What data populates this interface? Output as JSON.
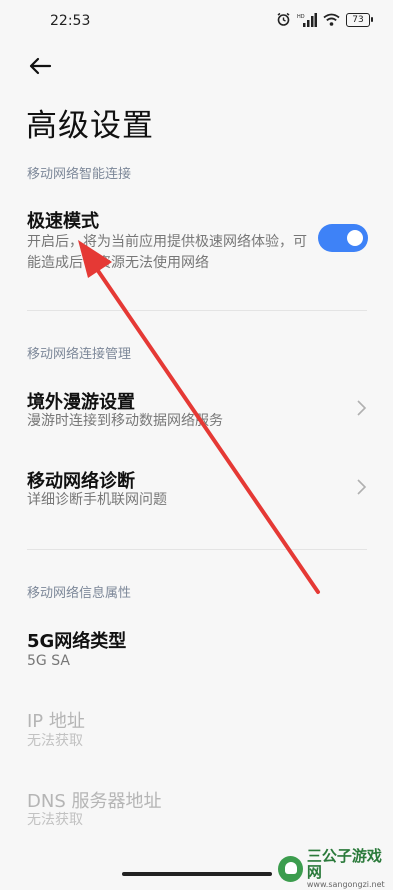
{
  "status": {
    "time": "22:53",
    "battery": "73"
  },
  "header": {
    "back_icon": "arrow-left-icon",
    "title": "高级设置"
  },
  "sections": {
    "smart_connect": {
      "header": "移动网络智能连接",
      "speed_mode": {
        "title": "极速模式",
        "subtitle": "开启后，将为当前应用提供极速网络体验，可能造成后台资源无法使用网络",
        "enabled": true
      }
    },
    "connect_mgmt": {
      "header": "移动网络连接管理",
      "roaming": {
        "title": "境外漫游设置",
        "subtitle": "漫游时连接到移动数据网络服务"
      },
      "diagnosis": {
        "title": "移动网络诊断",
        "subtitle": "详细诊断手机联网问题"
      }
    },
    "info": {
      "header": "移动网络信息属性",
      "network_type": {
        "title": "5G网络类型",
        "value": "5G SA"
      },
      "ip": {
        "title": "IP 地址",
        "value": "无法获取"
      },
      "dns": {
        "title": "DNS 服务器地址",
        "value": "无法获取"
      }
    }
  },
  "watermark": {
    "name": "三公子游戏网",
    "url": "www.sangongzi.net"
  },
  "colors": {
    "accent": "#3e82f7",
    "annotation_arrow": "#e53935"
  }
}
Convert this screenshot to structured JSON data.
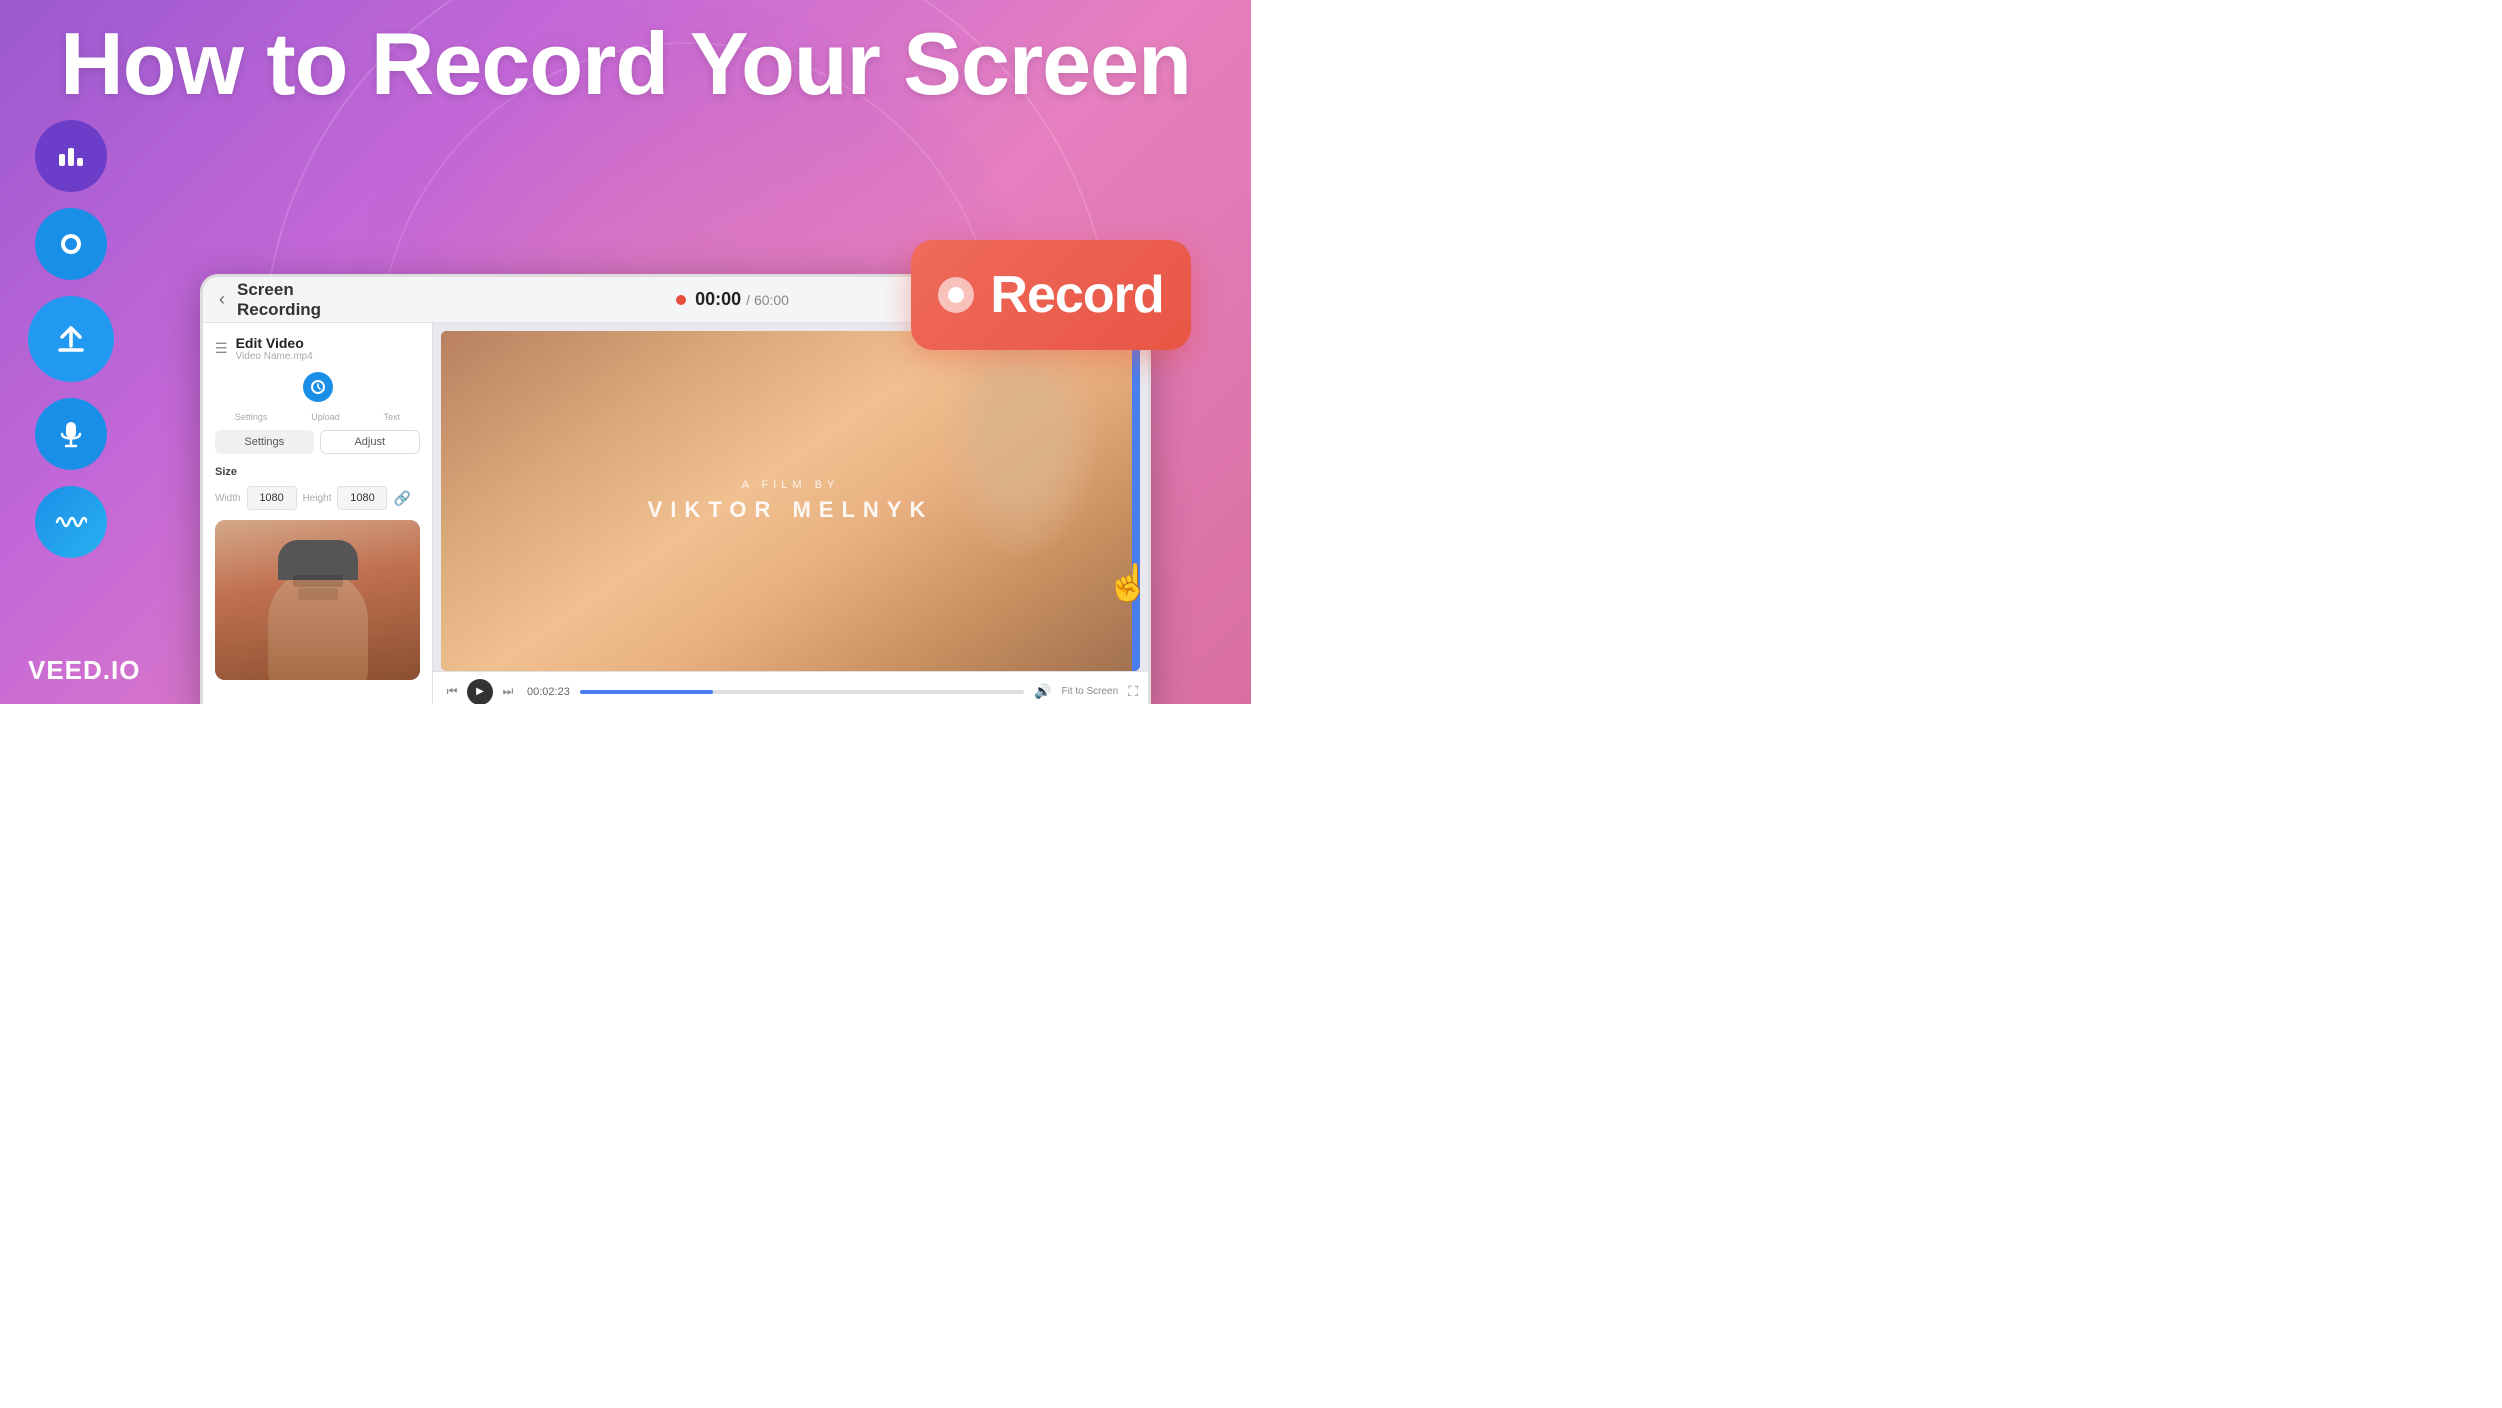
{
  "page": {
    "title": "How to Record Your Screen",
    "brand": "VEED.IO"
  },
  "header": {
    "back_label": "‹",
    "screen_recording_label": "Screen Recording",
    "timer_current": "00:00",
    "timer_separator": "/",
    "timer_total": "60:00"
  },
  "edit_panel": {
    "title": "Edit Video",
    "subtitle": "Video Name.mp4",
    "settings_btn": "Settings",
    "adjust_btn": "Adjust",
    "upload_label": "Upload",
    "text_label": "Text",
    "size_label": "Size",
    "width_label": "Width",
    "width_value": "1080",
    "height_label": "Height",
    "height_value": "1080"
  },
  "film_overlay": {
    "small_text": "A FILM BY",
    "large_text": "VIKTOR MELNYK"
  },
  "playback": {
    "timestamp": "00:02:23",
    "fit_screen": "Fit to Screen",
    "volume_icon": "🔊"
  },
  "record_button": {
    "label": "Record"
  },
  "sidebar_icons": [
    {
      "name": "chart-icon",
      "symbol": "📊",
      "bg": "purple"
    },
    {
      "name": "record-icon",
      "symbol": "⬤",
      "bg": "blue"
    },
    {
      "name": "upload-icon",
      "symbol": "↑",
      "bg": "blue"
    },
    {
      "name": "mic-icon",
      "symbol": "🎤",
      "bg": "blue"
    },
    {
      "name": "waveform-icon",
      "symbol": "∿",
      "bg": "blue"
    }
  ]
}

YOUR GOAL: Return only those lines of the records that contain the string "subtitle".

COMPLETE OUTPUT:
        "subtitle": "开启后，将为当前应用提供极速网络体验，可能造成后台资源无法使用网络",
        "subtitle": "漫游时连接到移动数据网络服务"
        "subtitle": "详细诊断手机联网问题"
    "subtitle": "Video Name.mp4",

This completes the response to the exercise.